**INSTRUCTION**
Across all the lines below, how many contain the string "occupant"? Please reply with the number only.

**DATA SUPPLIED**
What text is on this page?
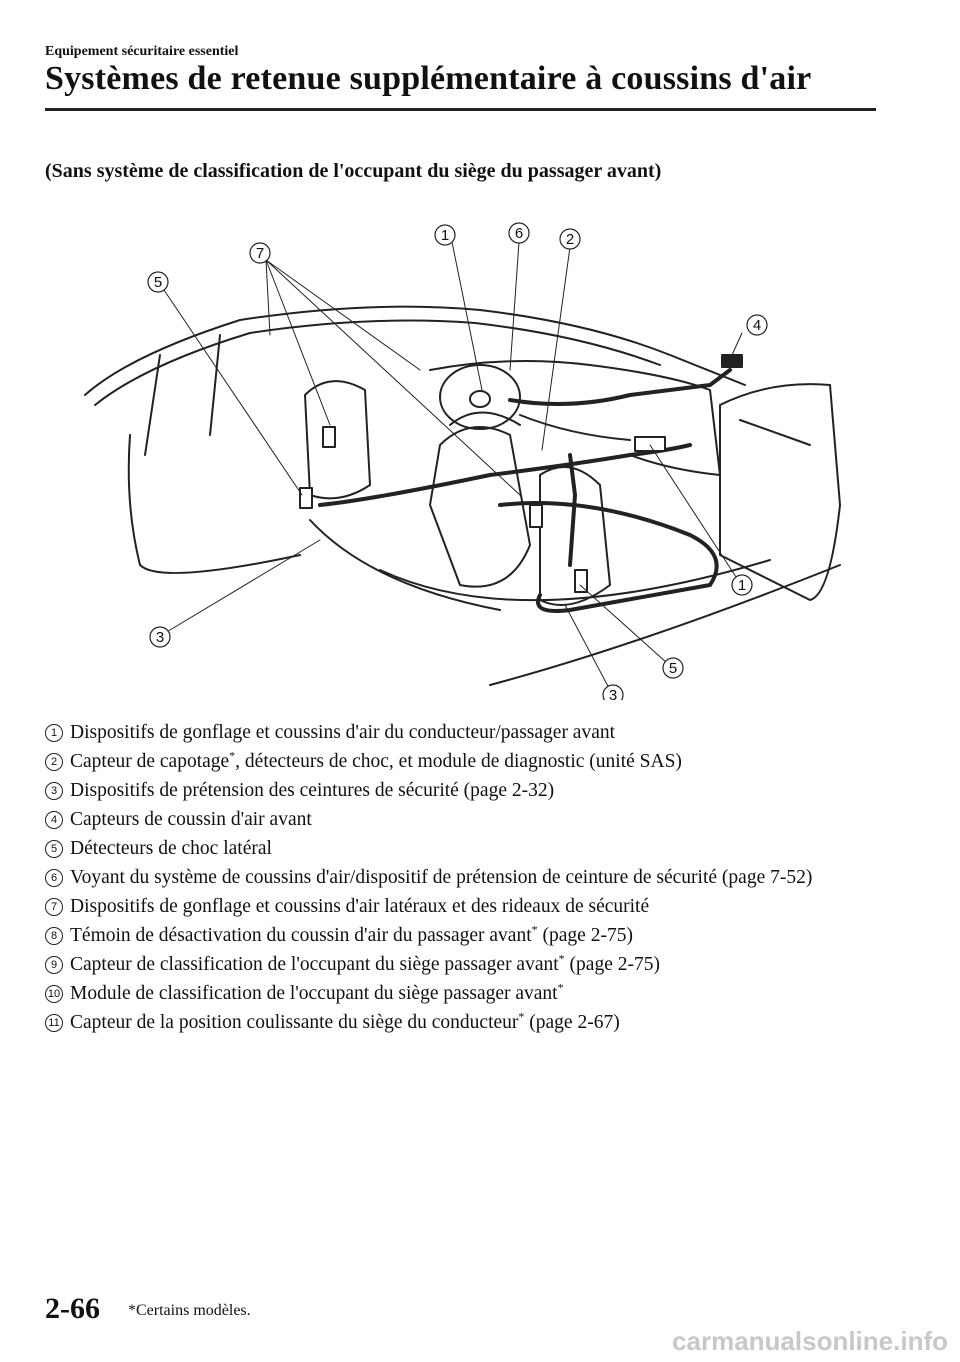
Equipement sécuritaire essentiel
Systèmes de retenue supplémentaire à coussins d'air
(Sans système de classification de l'occupant du siège du passager avant)
1	6	2
7
5
4
1
3
5
3
1 Dispositifs de gonflage et coussins d'air du conducteur/passager avant
2 Capteur de capotage*, détecteurs de choc, et module de diagnostic (unité SAS)
3 Dispositifs de prétension des ceintures de sécurité (page 2-32)
4 Capteurs de coussin d'air avant
5 Détecteurs de choc latéral
6 Voyant du système de coussins d'air/dispositif de prétension de ceinture de sécurité (page 7-52)
7 Dispositifs de gonflage et coussins d'air latéraux et des rideaux de sécurité
8 Témoin de désactivation du coussin d'air du passager avant* (page 2-75)
9 Capteur de classification de l'occupant du siège passager avant* (page 2-75)
10 Module de classification de l'occupant du siège passager avant*
11 Capteur de la position coulissante du siège du conducteur* (page 2-67)
2-66 *Certains modèles.
carmanualsonline.info
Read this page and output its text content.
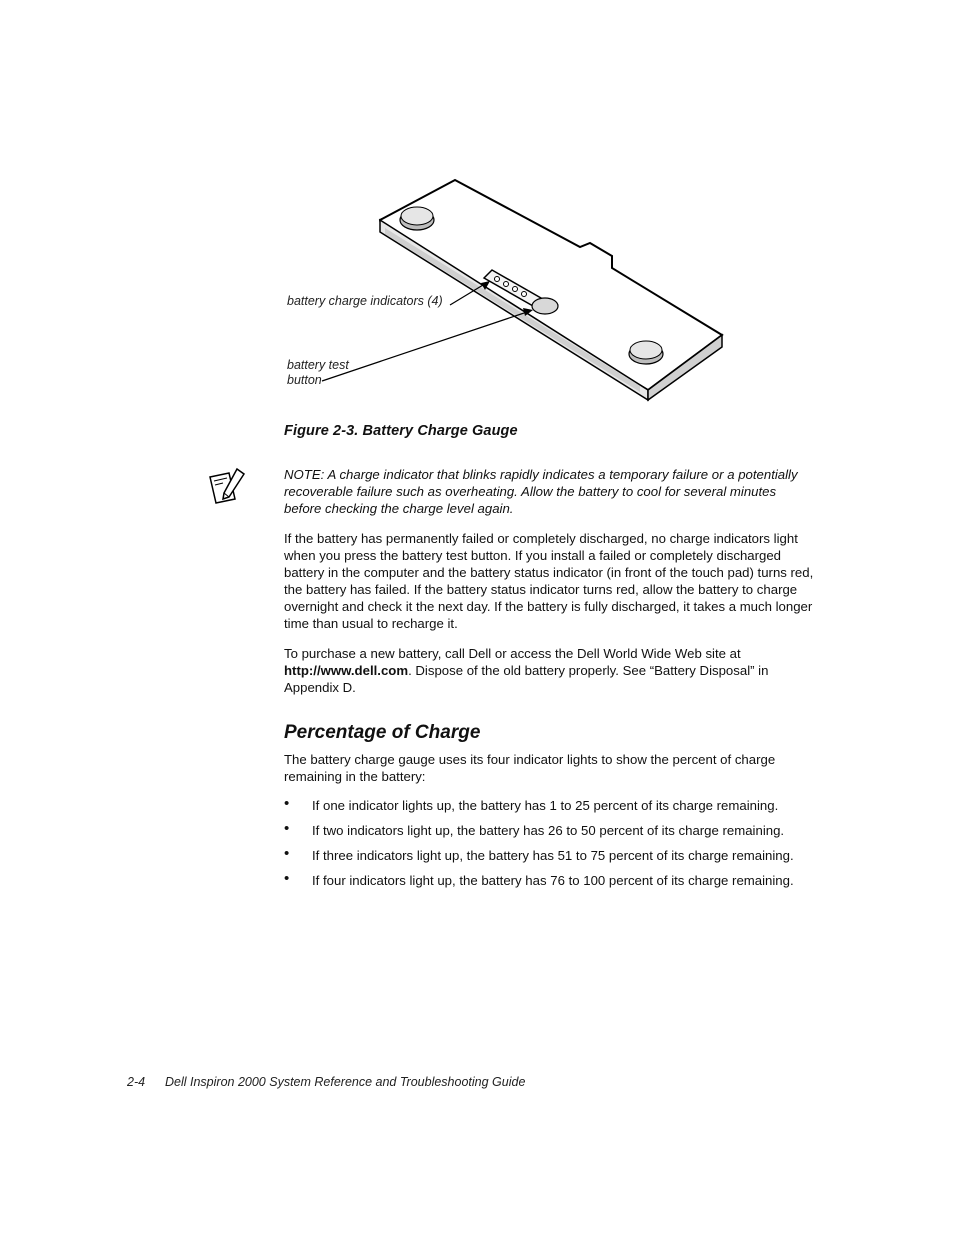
battery charge indicators (4)
battery test button
Figure 2-3. Battery Charge Gauge
NOTE: A charge indicator that blinks rapidly indicates a temporary failure or a potentially recoverable failure such as overheating. Allow the battery to cool for several minutes before checking the charge level again.

If the battery has permanently failed or completely discharged, no charge indicators light when you press the battery test button. If you install a failed or completely discharged battery in the computer and the battery status indicator (in front of the touch pad) turns red, the battery has failed. If the battery status indicator turns red, allow the battery to charge overnight and check it the next day. If the battery is fully discharged, it takes a much longer time than usual to recharge it.

To purchase a new battery, call Dell or access the Dell World Wide Web site at http://www.dell.com. Dispose of the old battery properly. See “Battery Disposal” in Appendix D.

Percentage of Charge

The battery charge gauge uses its four indicator lights to show the percent of charge remaining in the battery:

• If one indicator lights up, the battery has 1 to 25 percent of its charge remaining.
• If two indicators light up, the battery has 26 to 50 percent of its charge remaining.
• If three indicators light up, the battery has 51 to 75 percent of its charge remaining.
• If four indicators light up, the battery has 76 to 100 percent of its charge remaining.
2-4 Dell Inspiron 2000 System Reference and Troubleshooting Guide
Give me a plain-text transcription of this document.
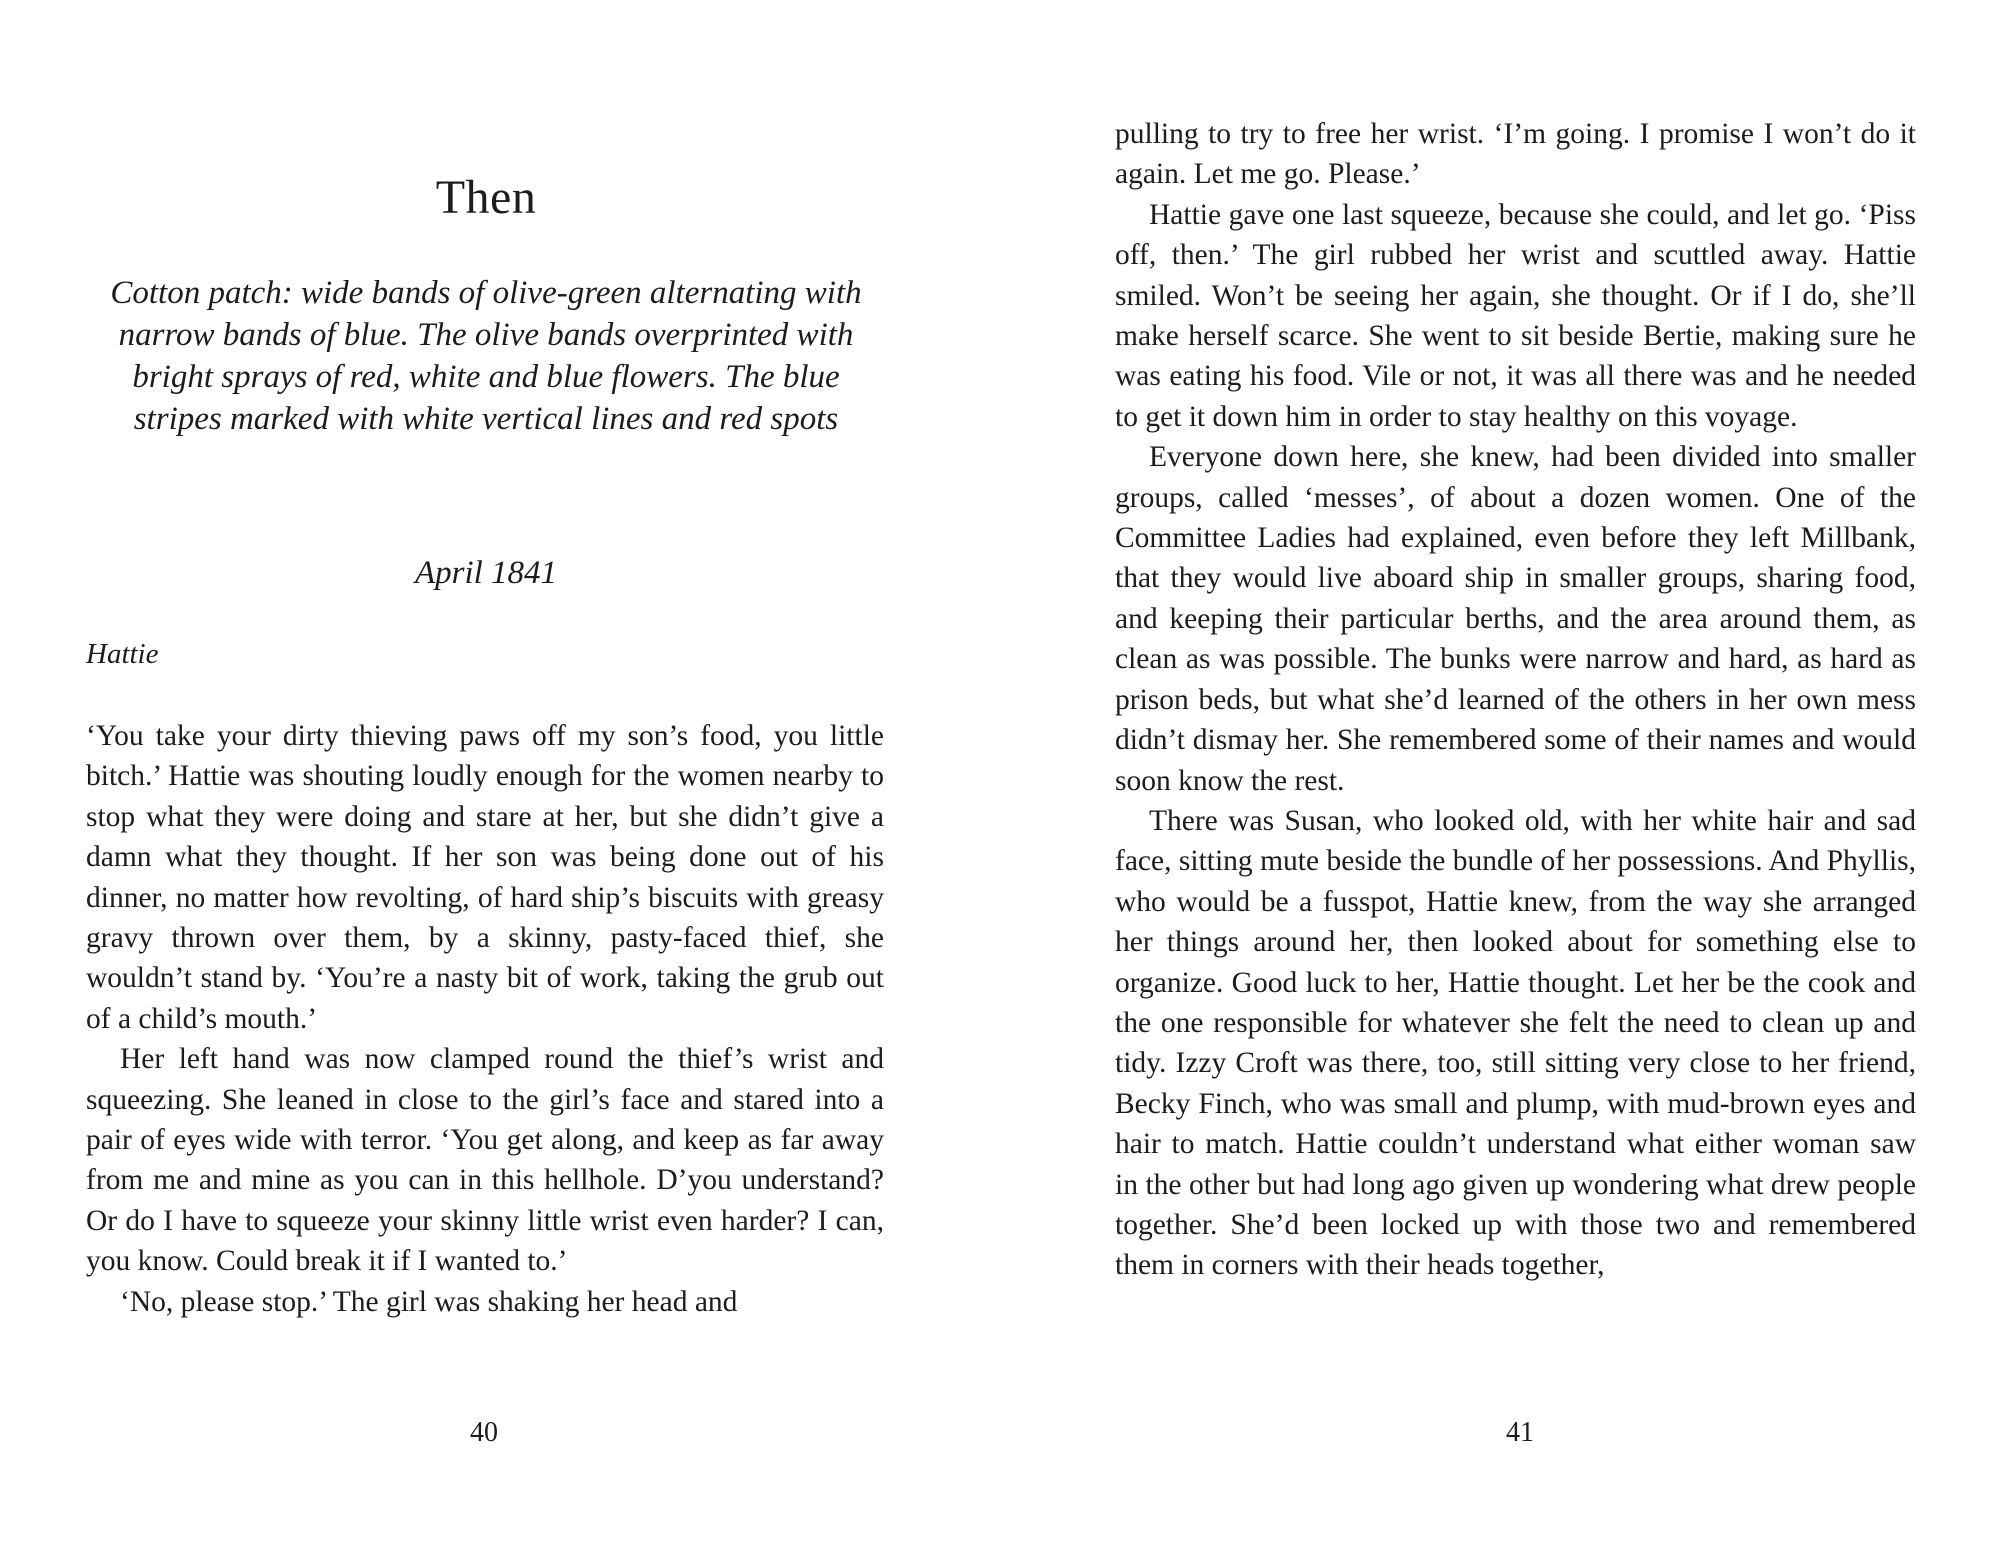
Then

Cotton patch: wide bands of olive-green alternating with narrow bands of blue. The olive bands overprinted with bright sprays of red, white and blue flowers. The blue stripes marked with white vertical lines and red spots

April 1841

Hattie

‘You take your dirty thieving paws off my son’s food, you little bitch.’ Hattie was shouting loudly enough for the women nearby to stop what they were doing and stare at her, but she didn’t give a damn what they thought. If her son was being done out of his dinner, no matter how revolting, of hard ship’s biscuits with greasy gravy thrown over them, by a skinny, pasty-faced thief, she wouldn’t stand by. ‘You’re a nasty bit of work, taking the grub out of a child’s mouth.’

Her left hand was now clamped round the thief’s wrist and squeezing. She leaned in close to the girl’s face and stared into a pair of eyes wide with terror. ‘You get along, and keep as far away from me and mine as you can in this hellhole. D’you understand? Or do I have to squeeze your skinny little wrist even harder? I can, you know. Could break it if I wanted to.’

‘No, please stop.’ The girl was shaking her head and

40

pulling to try to free her wrist. ‘I’m going. I promise I won’t do it again. Let me go. Please.’

Hattie gave one last squeeze, because she could, and let go. ‘Piss off, then.’ The girl rubbed her wrist and scuttled away. Hattie smiled. Won’t be seeing her again, she thought. Or if I do, she’ll make herself scarce. She went to sit beside Bertie, making sure he was eating his food. Vile or not, it was all there was and he needed to get it down him in order to stay healthy on this voyage.

Everyone down here, she knew, had been divided into smaller groups, called ‘messes’, of about a dozen women. One of the Committee Ladies had explained, even before they left Millbank, that they would live aboard ship in smaller groups, sharing food, and keeping their particular berths, and the area around them, as clean as was possible. The bunks were narrow and hard, as hard as prison beds, but what she’d learned of the others in her own mess didn’t dismay her. She remembered some of their names and would soon know the rest.

There was Susan, who looked old, with her white hair and sad face, sitting mute beside the bundle of her possessions. And Phyllis, who would be a fusspot, Hattie knew, from the way she arranged her things around her, then looked about for something else to organize. Good luck to her, Hattie thought. Let her be the cook and the one responsible for whatever she felt the need to clean up and tidy. Izzy Croft was there, too, still sitting very close to her friend, Becky Finch, who was small and plump, with mud-brown eyes and hair to match. Hattie couldn’t understand what either woman saw in the other but had long ago given up wondering what drew people together. She’d been locked up with those two and remembered them in corners with their heads together,

41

**EXERCISE RESULT**
3